▸ **Goal of the exercise**
Give the number of lines containing the word "areas", and nothing else.

▸ **Provided records**
☆ ☆ ☆

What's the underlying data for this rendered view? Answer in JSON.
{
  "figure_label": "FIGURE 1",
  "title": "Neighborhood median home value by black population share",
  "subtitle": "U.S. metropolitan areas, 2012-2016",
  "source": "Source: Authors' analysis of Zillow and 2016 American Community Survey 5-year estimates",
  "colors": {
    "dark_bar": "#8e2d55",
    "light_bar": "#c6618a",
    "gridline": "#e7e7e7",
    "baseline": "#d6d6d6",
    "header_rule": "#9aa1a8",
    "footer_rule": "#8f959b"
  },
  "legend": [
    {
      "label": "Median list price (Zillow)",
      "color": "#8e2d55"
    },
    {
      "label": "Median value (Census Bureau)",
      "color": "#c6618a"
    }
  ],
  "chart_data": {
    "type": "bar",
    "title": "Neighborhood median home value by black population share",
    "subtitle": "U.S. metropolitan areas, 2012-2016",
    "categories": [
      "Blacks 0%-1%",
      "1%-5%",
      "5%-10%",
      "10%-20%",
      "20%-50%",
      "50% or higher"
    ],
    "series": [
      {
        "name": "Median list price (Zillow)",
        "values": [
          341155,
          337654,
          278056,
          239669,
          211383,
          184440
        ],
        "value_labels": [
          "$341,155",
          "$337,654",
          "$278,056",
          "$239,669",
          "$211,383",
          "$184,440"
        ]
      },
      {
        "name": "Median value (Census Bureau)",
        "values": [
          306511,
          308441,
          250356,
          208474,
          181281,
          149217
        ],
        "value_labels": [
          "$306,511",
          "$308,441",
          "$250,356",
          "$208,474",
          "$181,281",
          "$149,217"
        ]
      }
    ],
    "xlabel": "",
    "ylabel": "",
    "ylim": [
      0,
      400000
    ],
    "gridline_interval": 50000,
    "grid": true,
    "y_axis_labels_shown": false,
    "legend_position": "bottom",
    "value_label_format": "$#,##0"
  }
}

☆ ☆ ☆

▸ **Written solution**
2